### Set exercise
State how many lines of the listing below include the word "PyCloud". Give only the number.

## begin

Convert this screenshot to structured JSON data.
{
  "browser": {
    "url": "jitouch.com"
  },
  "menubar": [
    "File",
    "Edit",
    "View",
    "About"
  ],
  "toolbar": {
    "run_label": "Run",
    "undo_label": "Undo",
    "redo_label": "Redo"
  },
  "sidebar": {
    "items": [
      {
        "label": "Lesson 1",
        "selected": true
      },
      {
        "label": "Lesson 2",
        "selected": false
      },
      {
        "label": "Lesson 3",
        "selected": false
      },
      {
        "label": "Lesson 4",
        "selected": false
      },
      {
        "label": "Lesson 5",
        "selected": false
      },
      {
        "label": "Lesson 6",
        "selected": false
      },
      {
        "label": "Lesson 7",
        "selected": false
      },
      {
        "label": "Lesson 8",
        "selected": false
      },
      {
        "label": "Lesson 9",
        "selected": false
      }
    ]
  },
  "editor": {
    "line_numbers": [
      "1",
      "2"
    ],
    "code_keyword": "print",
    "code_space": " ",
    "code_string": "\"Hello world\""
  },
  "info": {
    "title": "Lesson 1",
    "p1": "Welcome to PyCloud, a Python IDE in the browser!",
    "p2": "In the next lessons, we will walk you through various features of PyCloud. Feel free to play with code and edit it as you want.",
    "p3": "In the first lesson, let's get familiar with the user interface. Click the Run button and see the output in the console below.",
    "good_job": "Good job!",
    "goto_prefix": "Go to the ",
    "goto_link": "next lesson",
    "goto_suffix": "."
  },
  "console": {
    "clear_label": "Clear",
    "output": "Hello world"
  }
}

## end
## begin

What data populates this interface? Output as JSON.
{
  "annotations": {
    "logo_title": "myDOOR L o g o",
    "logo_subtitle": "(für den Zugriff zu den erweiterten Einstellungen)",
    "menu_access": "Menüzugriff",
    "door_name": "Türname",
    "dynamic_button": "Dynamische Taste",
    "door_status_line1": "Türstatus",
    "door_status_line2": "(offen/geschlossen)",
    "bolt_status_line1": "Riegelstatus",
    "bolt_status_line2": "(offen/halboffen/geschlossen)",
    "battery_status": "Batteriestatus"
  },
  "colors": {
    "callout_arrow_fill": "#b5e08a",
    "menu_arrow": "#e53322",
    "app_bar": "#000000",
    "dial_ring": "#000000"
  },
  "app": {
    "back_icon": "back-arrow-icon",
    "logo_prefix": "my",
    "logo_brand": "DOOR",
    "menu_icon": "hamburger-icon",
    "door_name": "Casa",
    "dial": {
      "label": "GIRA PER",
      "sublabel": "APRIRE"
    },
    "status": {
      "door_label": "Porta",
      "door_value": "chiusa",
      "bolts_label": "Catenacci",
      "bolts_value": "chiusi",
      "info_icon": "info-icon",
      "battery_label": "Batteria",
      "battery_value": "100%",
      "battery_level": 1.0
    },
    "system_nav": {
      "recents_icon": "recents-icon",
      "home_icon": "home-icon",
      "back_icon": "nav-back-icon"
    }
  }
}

## end

### Result of this exercise
2